● Work instruction: Which lines of the entries contain the string "EXIT"? Please find them and copy them.

##### Input data #####

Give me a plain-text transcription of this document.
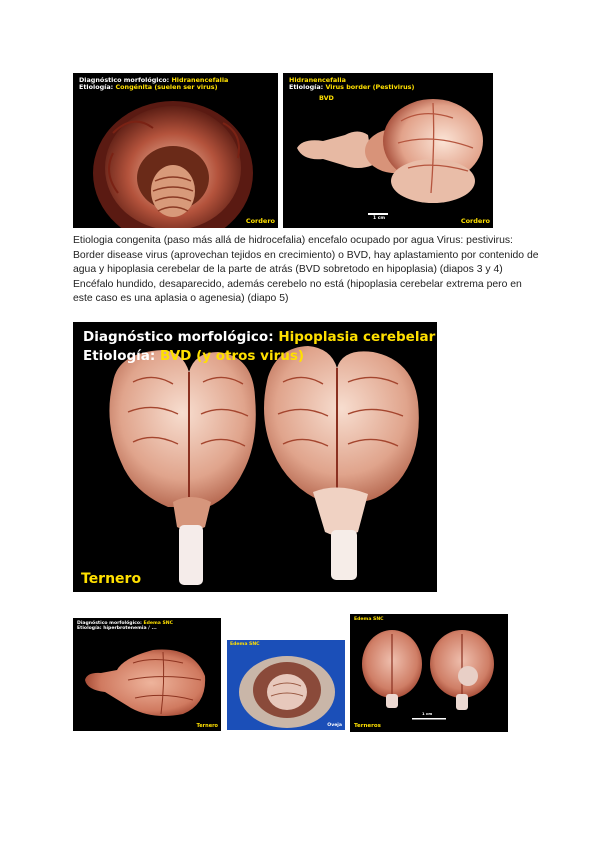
Diagnóstico morfológico: Hidranencefalia
Etiología: Congénita (suelen ser virus)
Cordero
Hidranencefalia
Etiología: Virus border (Pestivirus)
BVD
1 cm	Cordero
Etiologia congenita (paso más allá de hidrocefalia) encefalo ocupado por agua Virus: pestivirus: Border disease virus (aprovechan tejidos en crecimiento) o BVD, hay aplastamiento por contenido de agua y hipoplasia cerebelar de la parte de atrás (BVD sobretodo en hipoplasia) (diapos 3 y 4) Encéfalo hundido, desaparecido, además cerebelo no está (hipoplasia cerebelar extrema pero en este caso es una aplasia o agenesia) (diapo 5)
Diagnóstico morfológico: Hipoplasia cerebelar
Etiología: BVD (y otros virus)
Ternero
Diagnóstico morfológico: Edema SNC
Etiología: hiperbrotenemia / ...
Ternero
Edema SNC
Oveja
Edema SNC
1 cm
Terneros
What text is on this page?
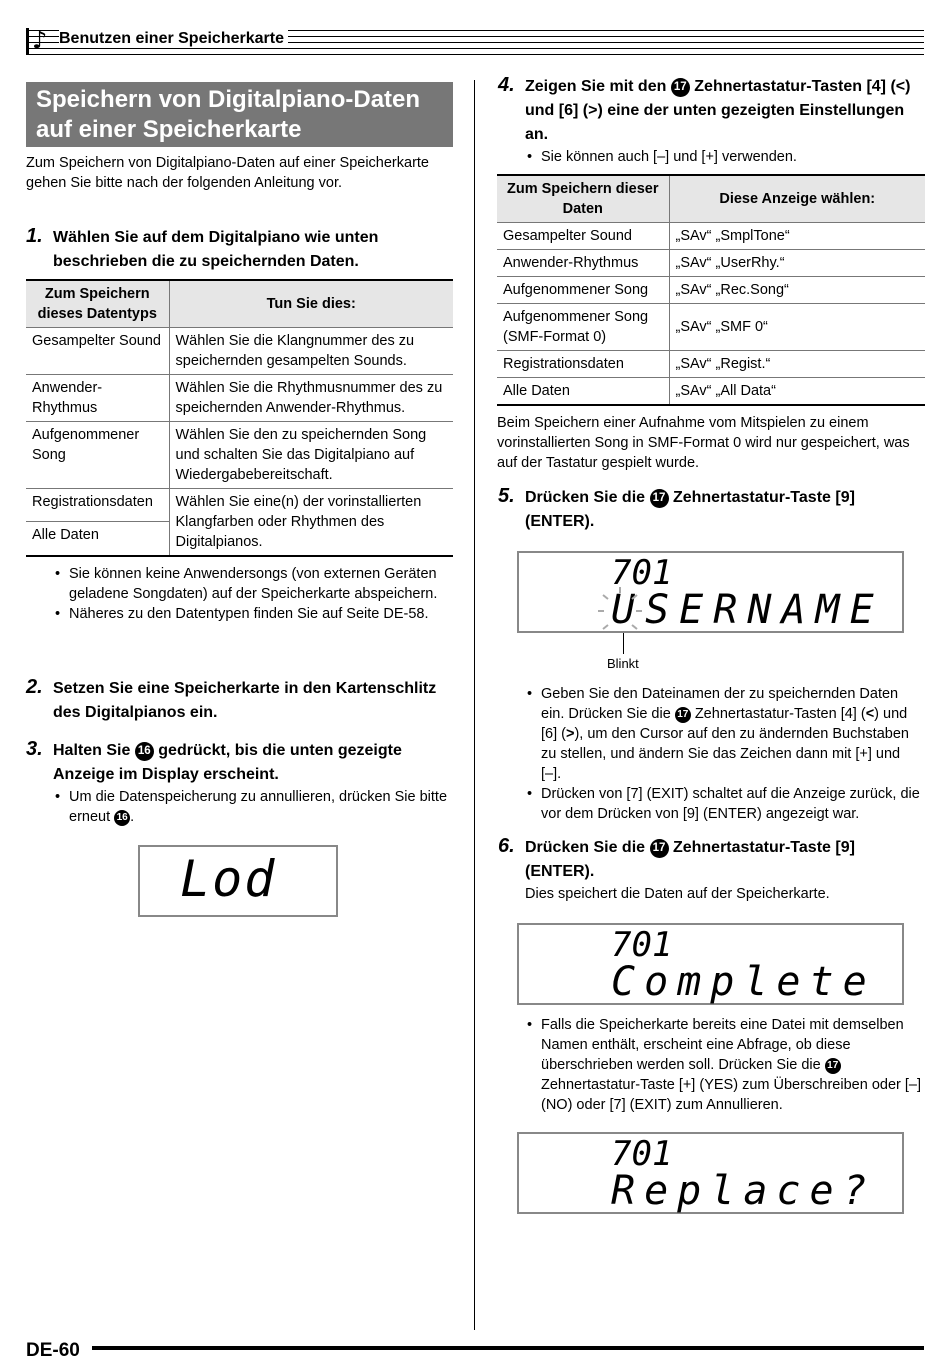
♪ Benutzen einer Speicherkarte
Speichern von Digitalpiano-Daten auf einer Speicherkarte

Zum Speichern von Digitalpiano-Daten auf einer Speicherkarte gehen Sie bitte nach der folgenden Anleitung vor.

1. Wählen Sie auf dem Digitalpiano wie unten beschrieben die zu speichernden Daten.
Zum Speichern dieses Datentyps	Tun Sie dies:
Gesampelter Sound	Wählen Sie die Klangnummer des zu speichernden gesampelten Sounds.
Anwender-Rhythmus	Wählen Sie die Rhythmusnummer des zu speichernden Anwender-Rhythmus.
Aufgenommener Song	Wählen Sie den zu speichernden Song und schalten Sie das Digitalpiano auf Wiedergabebereitschaft.
Registrationsdaten	Wählen Sie eine(n) der vorinstallierten Klangfarben oder Rhythmen des Digitalpianos.
Alle Daten	
• Sie können keine Anwendersongs (von externen Geräten geladene Songdaten) auf der Speicherkarte abspeichern.
• Näheres zu den Datentypen finden Sie auf Seite DE-58.
2. Setzen Sie eine Speicherkarte in den Kartenschlitz des Digitalpianos ein.
3. Halten Sie 16 gedrückt, bis die unten gezeigte Anzeige im Display erscheint.
• Um die Datenspeicherung zu annullieren, drücken Sie bitte erneut 16 .
Lod
4. Zeigen Sie mit den 17 Zehnertastatur-Tasten [4] (<) und [6] (>) eine der unten gezeigten Einstellungen an.
• Sie können auch [–] und [+] verwenden.
Zum Speichern dieser Daten	Diese Anzeige wählen:
Gesampelter Sound	„SAv“ „SmplTone“
Anwender-Rhythmus	„SAv“ „UserRhy.“
Aufgenommener Song	„SAv“ „Rec.Song“
Aufgenommener Song (SMF-Format 0)	„SAv“ „SMF 0“
Registrationsdaten	„SAv“ „Regist.“
Alle Daten	„SAv“ „All Data“

Beim Speichern einer Aufnahme vom Mitspielen zu einem vorinstallierten Song in SMF-Format 0 wird nur gespeichert, was auf der Tastatur gespielt wurde.

5. Drücken Sie die 17 Zehnertastatur-Taste [9] (ENTER).
701
USERNAME
Blinkt
• Geben Sie den Dateinamen der zu speichernden Daten ein. Drücken Sie die 17 Zehnertastatur-Tasten [4] (<) und [6] (>), um den Cursor auf den zu ändernden Buchstaben zu stellen, und ändern Sie das Zeichen dann mit [+] und [–].
• Drücken von [7] (EXIT) schaltet auf die Anzeige zurück, die vor dem Drücken von [9] (ENTER) angezeigt war.
6. Drücken Sie die 17 Zehnertastatur-Taste [9] (ENTER).

Dies speichert die Daten auf der Speicherkarte.

701
Complete
• Falls die Speicherkarte bereits eine Datei mit demselben Namen enthält, erscheint eine Abfrage, ob diese überschrieben werden soll. Drücken Sie die 17 Zehnertastatur-Taste [+] (YES) zum Überschreiben oder [–] (NO) oder [7] (EXIT) zum Annullieren.
701
Replace?
DE-60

#####

● Result of the task:
• Drücken von [7] (EXIT) schaltet auf die Anzeige zurück, die vor dem Drücken von [9] (ENTER) angezeigt war.
• Falls die Speicherkarte bereits eine Datei mit demselben Namen enthält, erscheint eine Abfrage, ob diese überschrieben werden soll. Drücken Sie die 17 Zehnertastatur-Taste [+] (YES) zum Überschreiben oder [–] (NO) oder [7] (EXIT) zum Annullieren.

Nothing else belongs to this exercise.